- _Given task_: Don't copy the pictures; return every other part of the records exactly.

Extracts from a graphics dataset:
====================

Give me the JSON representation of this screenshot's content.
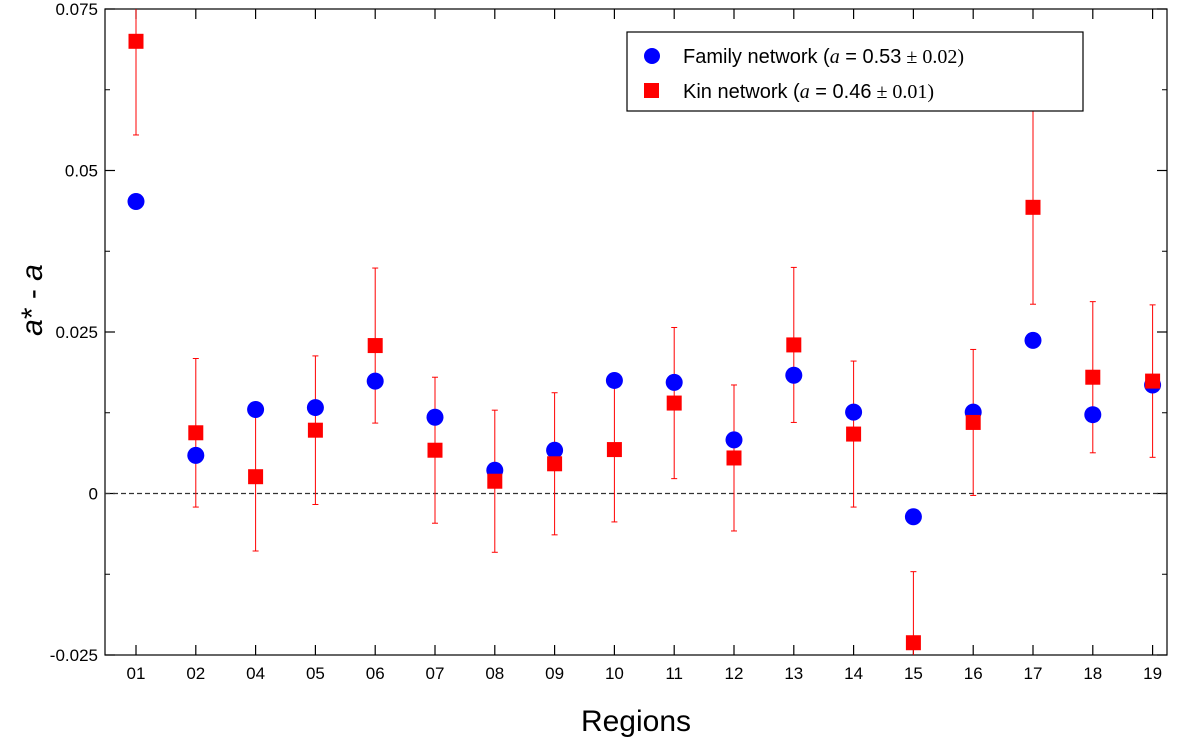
{
  "chart_data": {
    "type": "scatter",
    "title": "",
    "xlabel": "Regions",
    "ylabel": {
      "a1": "a",
      "mid": "* - ",
      "a2": "a"
    },
    "categories": [
      "01",
      "02",
      "04",
      "05",
      "06",
      "07",
      "08",
      "09",
      "10",
      "11",
      "12",
      "13",
      "14",
      "15",
      "16",
      "17",
      "18",
      "19"
    ],
    "ylim": [
      -0.025,
      0.075
    ],
    "yticks": [
      -0.025,
      0,
      0.025,
      0.05,
      0.075
    ],
    "ytick_labels": [
      "-0.025",
      "0",
      "0.025",
      "0.05",
      "0.075"
    ],
    "reference_line": 0,
    "grid": false,
    "legend_position": "top-right",
    "series": [
      {
        "name": "Family network",
        "legend": {
          "prefix": "Family network (",
          "var": "a",
          "eq": " = 0.53",
          "pm": " ± ",
          "err": "0.02",
          "suffix": ")"
        },
        "marker": "circle",
        "color": "#0000ff",
        "values": [
          0.0452,
          0.0059,
          0.013,
          0.0133,
          0.0174,
          0.0118,
          0.0036,
          0.0067,
          0.0175,
          0.0172,
          0.0083,
          0.0183,
          0.0126,
          -0.0036,
          0.0126,
          0.0237,
          0.0122,
          0.0168
        ]
      },
      {
        "name": "Kin network",
        "legend": {
          "prefix": "Kin network (",
          "var": "a",
          "eq": " = 0.46",
          "pm": " ± ",
          "err": "0.01",
          "suffix": ")"
        },
        "marker": "square",
        "color": "#ff0000",
        "values": [
          0.07,
          0.0094,
          0.0026,
          0.0098,
          0.0229,
          0.0067,
          0.0019,
          0.0046,
          0.0068,
          0.014,
          0.0055,
          0.023,
          0.0092,
          -0.0231,
          0.011,
          0.0443,
          0.018,
          0.0174
        ],
        "error": [
          0.0145,
          0.0115,
          0.0115,
          0.0115,
          0.012,
          0.0113,
          0.011,
          0.011,
          0.0112,
          0.0117,
          0.0113,
          0.012,
          0.0113,
          0.011,
          0.0113,
          0.015,
          0.0117,
          0.0118
        ]
      }
    ]
  }
}
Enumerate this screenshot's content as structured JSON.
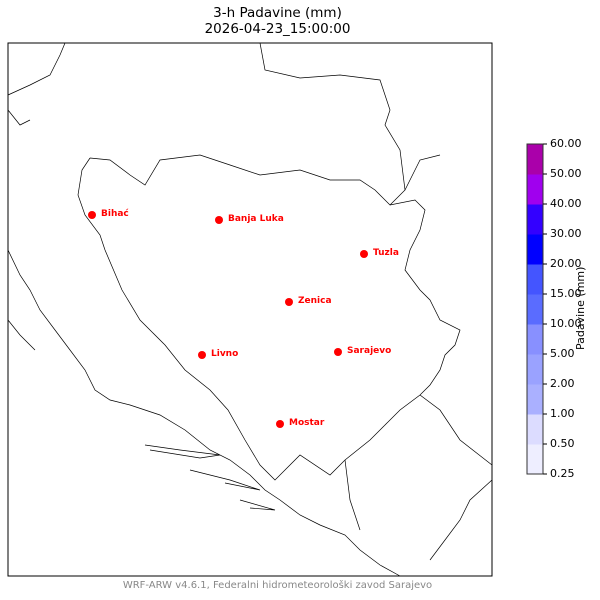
{
  "title": {
    "line1": "3-h Padavine (mm)",
    "line2": "2026-04-23_15:00:00"
  },
  "footer": "WRF-ARW v4.6.1, Federalni hidrometeorološki zavod Sarajevo",
  "colorbar": {
    "label": "Padavine (mm)",
    "ticks": [
      "0.25",
      "0.50",
      "1.00",
      "2.00",
      "5.00",
      "10.00",
      "15.00",
      "20.00",
      "30.00",
      "40.00",
      "50.00",
      "60.00"
    ],
    "colors": [
      "#eeeeff",
      "#dcdcff",
      "#aab0ff",
      "#9aa2ff",
      "#8890ff",
      "#5a6cff",
      "#4455ff",
      "#0000ff",
      "#3300ff",
      "#a000ee",
      "#aa00aa"
    ]
  },
  "cities": [
    {
      "name": "Bihać",
      "id": "bihac"
    },
    {
      "name": "Banja Luka",
      "id": "banja-luka"
    },
    {
      "name": "Tuzla",
      "id": "tuzla"
    },
    {
      "name": "Zenica",
      "id": "zenica"
    },
    {
      "name": "Livno",
      "id": "livno"
    },
    {
      "name": "Sarajevo",
      "id": "sarajevo"
    },
    {
      "name": "Mostar",
      "id": "mostar"
    }
  ],
  "city_color": "#ff0000"
}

====================

- _Task response_:
Give me the JSON representation of this screenshot's content.
{
  "chart_data": {
    "type": "scatter",
    "title": "",
    "xlabel": "Regions",
    "ylabel": {
      "a1": "a",
      "mid": "* - ",
      "a2": "a"
    },
    "categories": [
      "01",
      "02",
      "04",
      "05",
      "06",
      "07",
      "08",
      "09",
      "10",
      "11",
      "12",
      "13",
      "14",
      "15",
      "16",
      "17",
      "18",
      "19"
    ],
    "ylim": [
      -0.025,
      0.075
    ],
    "yticks": [
      -0.025,
      0,
      0.025,
      0.05,
      0.075
    ],
    "ytick_labels": [
      "-0.025",
      "0",
      "0.025",
      "0.05",
      "0.075"
    ],
    "reference_line": 0,
    "grid": false,
    "legend_position": "top-right",
    "series": [
      {
        "name": "Family network",
        "legend": {
          "prefix": "Family network (",
          "var": "a",
          "eq": " = 0.53",
          "pm": " ± ",
          "err": "0.02",
          "suffix": ")"
        },
        "marker": "circle",
        "color": "#0000ff",
        "values": [
          0.0452,
          0.0059,
          0.013,
          0.0133,
          0.0174,
          0.0118,
          0.0036,
          0.0067,
          0.0175,
          0.0172,
          0.0083,
          0.0183,
          0.0126,
          -0.0036,
          0.0126,
          0.0237,
          0.0122,
          0.0168
        ]
      },
      {
        "name": "Kin network",
        "legend": {
          "prefix": "Kin network (",
          "var": "a",
          "eq": " = 0.46",
          "pm": " ± ",
          "err": "0.01",
          "suffix": ")"
        },
        "marker": "square",
        "color": "#ff0000",
        "values": [
          0.07,
          0.0094,
          0.0026,
          0.0098,
          0.0229,
          0.0067,
          0.0019,
          0.0046,
          0.0068,
          0.014,
          0.0055,
          0.023,
          0.0092,
          -0.0231,
          0.011,
          0.0443,
          0.018,
          0.0174
        ],
        "error": [
          0.0145,
          0.0115,
          0.0115,
          0.0115,
          0.012,
          0.0113,
          0.011,
          0.011,
          0.0112,
          0.0117,
          0.0113,
          0.012,
          0.0113,
          0.011,
          0.0113,
          0.015,
          0.0117,
          0.0118
        ]
      }
    ]
  }
}
Enumerate this screenshot's content as structured JSON.
{
  "title": {
    "line1": "3-h Padavine (mm)",
    "line2": "2026-04-23_15:00:00"
  },
  "footer": "WRF-ARW v4.6.1, Federalni hidrometeorološki zavod Sarajevo",
  "colorbar": {
    "label": "Padavine (mm)",
    "ticks": [
      "0.25",
      "0.50",
      "1.00",
      "2.00",
      "5.00",
      "10.00",
      "15.00",
      "20.00",
      "30.00",
      "40.00",
      "50.00",
      "60.00"
    ],
    "colors": [
      "#eeeeff",
      "#dcdcff",
      "#aab0ff",
      "#9aa2ff",
      "#8890ff",
      "#5a6cff",
      "#4455ff",
      "#0000ff",
      "#3300ff",
      "#a000ee",
      "#aa00aa"
    ]
  },
  "cities": [
    {
      "name": "Bihać",
      "id": "bihac"
    },
    {
      "name": "Banja Luka",
      "id": "banja-luka"
    },
    {
      "name": "Tuzla",
      "id": "tuzla"
    },
    {
      "name": "Zenica",
      "id": "zenica"
    },
    {
      "name": "Livno",
      "id": "livno"
    },
    {
      "name": "Sarajevo",
      "id": "sarajevo"
    },
    {
      "name": "Mostar",
      "id": "mostar"
    }
  ],
  "city_color": "#ff0000"
}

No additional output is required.